**DIRECTION**
Only lines holding the string "time" are wanted; copy each one from the material.

**RECORD SET**
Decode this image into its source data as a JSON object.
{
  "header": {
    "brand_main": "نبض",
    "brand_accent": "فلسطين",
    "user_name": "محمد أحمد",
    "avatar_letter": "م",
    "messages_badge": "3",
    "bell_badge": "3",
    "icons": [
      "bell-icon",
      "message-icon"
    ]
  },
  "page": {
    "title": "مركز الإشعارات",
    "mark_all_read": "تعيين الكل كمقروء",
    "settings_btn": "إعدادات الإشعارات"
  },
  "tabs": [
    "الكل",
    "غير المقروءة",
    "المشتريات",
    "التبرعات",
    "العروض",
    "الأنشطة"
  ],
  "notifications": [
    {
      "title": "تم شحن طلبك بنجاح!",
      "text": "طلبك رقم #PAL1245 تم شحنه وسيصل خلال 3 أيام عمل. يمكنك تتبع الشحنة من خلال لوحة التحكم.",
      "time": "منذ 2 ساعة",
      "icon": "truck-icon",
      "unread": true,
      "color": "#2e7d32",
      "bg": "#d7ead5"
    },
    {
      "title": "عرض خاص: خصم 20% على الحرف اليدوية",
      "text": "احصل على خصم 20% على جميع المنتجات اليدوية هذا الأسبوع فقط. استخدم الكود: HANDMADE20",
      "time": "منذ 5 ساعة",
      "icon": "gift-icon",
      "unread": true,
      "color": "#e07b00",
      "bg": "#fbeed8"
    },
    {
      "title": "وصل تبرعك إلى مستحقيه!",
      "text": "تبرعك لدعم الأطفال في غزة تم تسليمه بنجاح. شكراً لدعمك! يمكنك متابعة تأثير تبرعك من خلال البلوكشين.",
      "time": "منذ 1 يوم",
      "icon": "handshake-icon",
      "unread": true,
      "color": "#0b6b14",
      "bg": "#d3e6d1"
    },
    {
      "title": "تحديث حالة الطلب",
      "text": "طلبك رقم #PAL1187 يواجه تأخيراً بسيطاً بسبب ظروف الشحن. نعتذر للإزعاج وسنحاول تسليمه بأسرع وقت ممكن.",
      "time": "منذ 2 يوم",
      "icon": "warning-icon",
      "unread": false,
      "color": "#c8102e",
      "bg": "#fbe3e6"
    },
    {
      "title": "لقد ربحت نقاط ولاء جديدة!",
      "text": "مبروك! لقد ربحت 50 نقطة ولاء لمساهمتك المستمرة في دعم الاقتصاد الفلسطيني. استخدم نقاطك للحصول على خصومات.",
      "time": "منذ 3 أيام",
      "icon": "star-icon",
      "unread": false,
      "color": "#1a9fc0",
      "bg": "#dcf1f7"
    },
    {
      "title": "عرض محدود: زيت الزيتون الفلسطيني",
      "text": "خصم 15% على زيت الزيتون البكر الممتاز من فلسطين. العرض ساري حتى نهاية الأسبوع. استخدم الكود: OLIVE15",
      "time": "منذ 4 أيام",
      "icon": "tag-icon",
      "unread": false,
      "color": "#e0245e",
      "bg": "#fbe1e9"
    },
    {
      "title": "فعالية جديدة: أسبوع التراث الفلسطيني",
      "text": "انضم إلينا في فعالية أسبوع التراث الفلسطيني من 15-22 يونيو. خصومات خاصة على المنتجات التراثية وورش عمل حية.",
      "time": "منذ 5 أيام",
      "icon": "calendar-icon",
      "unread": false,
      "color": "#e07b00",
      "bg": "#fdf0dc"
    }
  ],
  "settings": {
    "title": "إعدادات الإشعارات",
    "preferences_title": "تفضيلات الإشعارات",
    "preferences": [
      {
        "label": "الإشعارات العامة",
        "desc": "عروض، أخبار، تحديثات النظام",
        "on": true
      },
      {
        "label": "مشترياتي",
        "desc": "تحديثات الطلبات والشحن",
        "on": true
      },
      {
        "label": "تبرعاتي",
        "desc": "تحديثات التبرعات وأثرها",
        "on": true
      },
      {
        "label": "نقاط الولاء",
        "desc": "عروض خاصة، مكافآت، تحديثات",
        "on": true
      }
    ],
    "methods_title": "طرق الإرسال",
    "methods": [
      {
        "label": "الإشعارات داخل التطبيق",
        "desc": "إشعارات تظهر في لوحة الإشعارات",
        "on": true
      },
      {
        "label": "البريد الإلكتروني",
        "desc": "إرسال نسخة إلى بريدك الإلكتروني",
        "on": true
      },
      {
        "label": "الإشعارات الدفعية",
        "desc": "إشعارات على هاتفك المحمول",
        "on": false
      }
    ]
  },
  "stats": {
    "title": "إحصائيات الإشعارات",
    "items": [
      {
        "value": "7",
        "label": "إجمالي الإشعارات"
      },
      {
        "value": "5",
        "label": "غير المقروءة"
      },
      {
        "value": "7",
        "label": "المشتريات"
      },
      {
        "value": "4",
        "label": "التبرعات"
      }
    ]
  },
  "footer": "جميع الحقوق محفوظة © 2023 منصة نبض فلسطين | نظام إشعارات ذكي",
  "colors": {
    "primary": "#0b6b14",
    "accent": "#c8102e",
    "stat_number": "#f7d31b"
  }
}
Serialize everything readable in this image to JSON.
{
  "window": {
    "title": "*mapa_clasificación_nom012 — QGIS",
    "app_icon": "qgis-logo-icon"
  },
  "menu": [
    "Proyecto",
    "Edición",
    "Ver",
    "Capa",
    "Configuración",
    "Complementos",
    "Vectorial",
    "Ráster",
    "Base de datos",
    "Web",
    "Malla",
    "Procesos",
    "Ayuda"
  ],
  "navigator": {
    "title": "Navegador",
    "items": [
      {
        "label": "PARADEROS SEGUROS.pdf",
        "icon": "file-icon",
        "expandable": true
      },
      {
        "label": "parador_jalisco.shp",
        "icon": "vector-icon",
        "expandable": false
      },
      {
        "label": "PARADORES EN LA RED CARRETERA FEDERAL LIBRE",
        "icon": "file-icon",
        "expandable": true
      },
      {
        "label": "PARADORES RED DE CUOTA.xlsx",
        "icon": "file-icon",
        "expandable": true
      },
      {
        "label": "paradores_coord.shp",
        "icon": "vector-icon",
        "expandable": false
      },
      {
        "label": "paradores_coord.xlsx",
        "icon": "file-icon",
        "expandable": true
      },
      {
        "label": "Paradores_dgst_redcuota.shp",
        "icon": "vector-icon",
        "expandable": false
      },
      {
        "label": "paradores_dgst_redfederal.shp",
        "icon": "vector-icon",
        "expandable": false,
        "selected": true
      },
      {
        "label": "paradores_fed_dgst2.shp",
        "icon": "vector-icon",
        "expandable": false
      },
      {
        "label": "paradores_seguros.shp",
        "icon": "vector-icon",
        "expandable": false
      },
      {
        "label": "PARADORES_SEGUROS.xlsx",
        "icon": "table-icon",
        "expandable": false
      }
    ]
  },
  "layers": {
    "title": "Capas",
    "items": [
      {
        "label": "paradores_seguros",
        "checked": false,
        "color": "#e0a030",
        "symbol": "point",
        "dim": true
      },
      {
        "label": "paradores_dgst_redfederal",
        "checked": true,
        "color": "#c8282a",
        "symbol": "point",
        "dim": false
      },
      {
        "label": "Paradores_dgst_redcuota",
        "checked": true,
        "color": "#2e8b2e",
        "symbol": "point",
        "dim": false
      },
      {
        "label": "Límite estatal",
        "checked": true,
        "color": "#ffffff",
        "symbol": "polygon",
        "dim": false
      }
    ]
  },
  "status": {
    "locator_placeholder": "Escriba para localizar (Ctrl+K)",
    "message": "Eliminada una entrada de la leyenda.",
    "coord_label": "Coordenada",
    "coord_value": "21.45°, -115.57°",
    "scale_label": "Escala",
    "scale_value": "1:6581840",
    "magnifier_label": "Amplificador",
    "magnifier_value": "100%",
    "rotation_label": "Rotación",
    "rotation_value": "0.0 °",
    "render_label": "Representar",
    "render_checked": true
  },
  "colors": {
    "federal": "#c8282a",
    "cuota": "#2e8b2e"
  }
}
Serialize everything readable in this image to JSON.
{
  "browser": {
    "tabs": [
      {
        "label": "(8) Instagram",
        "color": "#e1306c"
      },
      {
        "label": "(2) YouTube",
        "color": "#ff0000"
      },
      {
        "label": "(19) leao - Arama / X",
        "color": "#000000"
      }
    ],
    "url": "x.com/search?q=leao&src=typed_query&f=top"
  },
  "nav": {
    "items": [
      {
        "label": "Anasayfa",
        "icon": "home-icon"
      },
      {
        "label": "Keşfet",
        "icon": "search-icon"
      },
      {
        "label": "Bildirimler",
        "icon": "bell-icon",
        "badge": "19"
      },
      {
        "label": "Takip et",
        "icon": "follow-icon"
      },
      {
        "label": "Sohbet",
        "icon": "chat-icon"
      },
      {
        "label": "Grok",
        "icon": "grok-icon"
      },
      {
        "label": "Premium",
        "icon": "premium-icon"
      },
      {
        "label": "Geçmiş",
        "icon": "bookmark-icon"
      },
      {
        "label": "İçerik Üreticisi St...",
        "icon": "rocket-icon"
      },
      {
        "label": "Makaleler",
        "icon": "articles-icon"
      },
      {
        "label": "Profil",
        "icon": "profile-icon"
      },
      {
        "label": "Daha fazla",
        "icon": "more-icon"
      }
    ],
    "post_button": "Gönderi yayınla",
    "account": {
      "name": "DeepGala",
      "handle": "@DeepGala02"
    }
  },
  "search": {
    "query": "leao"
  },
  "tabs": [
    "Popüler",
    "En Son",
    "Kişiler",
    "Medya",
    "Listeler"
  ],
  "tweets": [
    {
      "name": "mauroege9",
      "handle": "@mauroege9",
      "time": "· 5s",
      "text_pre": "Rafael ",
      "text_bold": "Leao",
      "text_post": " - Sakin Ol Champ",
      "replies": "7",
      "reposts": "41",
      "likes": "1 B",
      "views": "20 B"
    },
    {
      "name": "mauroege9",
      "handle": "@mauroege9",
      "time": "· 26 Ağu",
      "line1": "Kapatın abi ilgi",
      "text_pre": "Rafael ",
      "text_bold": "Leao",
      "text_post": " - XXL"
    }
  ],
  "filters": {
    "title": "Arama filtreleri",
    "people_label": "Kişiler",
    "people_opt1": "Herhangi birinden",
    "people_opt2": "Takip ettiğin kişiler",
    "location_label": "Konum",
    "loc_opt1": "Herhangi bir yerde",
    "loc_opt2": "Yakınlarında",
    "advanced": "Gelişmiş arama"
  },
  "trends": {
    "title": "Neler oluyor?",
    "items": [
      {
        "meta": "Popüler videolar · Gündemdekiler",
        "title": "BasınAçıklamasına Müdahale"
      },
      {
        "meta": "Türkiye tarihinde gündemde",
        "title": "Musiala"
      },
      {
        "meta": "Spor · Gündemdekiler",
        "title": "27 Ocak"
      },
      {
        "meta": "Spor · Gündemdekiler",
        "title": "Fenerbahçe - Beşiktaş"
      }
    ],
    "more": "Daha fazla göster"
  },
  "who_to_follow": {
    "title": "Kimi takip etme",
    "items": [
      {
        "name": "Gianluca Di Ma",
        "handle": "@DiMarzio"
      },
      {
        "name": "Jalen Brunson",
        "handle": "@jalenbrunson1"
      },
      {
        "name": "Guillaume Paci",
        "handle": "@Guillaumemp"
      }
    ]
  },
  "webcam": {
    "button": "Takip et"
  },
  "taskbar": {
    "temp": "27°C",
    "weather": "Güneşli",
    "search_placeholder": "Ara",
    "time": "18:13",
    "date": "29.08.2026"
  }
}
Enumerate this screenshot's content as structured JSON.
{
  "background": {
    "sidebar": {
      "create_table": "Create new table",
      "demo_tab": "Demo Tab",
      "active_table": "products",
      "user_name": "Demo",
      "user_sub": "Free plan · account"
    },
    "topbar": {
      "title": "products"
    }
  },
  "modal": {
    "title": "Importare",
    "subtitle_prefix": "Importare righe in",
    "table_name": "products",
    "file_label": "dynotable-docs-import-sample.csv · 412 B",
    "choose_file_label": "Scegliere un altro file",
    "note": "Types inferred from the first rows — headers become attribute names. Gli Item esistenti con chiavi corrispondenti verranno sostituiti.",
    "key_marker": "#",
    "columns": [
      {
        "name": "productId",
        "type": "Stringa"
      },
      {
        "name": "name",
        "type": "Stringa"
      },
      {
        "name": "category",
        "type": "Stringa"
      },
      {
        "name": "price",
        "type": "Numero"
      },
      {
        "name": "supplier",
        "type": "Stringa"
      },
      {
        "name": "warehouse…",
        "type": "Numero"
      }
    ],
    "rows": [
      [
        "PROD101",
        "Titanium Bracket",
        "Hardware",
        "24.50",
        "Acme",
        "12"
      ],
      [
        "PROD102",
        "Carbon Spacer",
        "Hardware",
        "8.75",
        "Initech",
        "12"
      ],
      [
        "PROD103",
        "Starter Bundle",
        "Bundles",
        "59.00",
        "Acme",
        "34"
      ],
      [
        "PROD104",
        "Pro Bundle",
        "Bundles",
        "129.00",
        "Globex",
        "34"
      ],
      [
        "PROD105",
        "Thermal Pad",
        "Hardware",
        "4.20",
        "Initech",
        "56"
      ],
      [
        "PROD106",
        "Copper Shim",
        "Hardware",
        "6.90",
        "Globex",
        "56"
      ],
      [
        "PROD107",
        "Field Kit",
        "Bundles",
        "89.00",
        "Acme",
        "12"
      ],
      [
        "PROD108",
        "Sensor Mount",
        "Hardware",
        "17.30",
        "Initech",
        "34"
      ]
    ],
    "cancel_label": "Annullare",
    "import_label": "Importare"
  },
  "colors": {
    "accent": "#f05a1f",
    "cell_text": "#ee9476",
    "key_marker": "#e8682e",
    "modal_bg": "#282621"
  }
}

**RIGHT ANSWER**
      "time": "منذ 2 ساعة",
      "time": "منذ 5 ساعة",
      "time": "منذ 1 يوم",
      "time": "منذ 2 يوم",
      "time": "منذ 3 أيام",
      "time": "منذ 4 أيام",
      "time": "منذ 5 أيام",
      "time": "· 5s",
      "time": "· 26 Ağu",
    "time": "18:13",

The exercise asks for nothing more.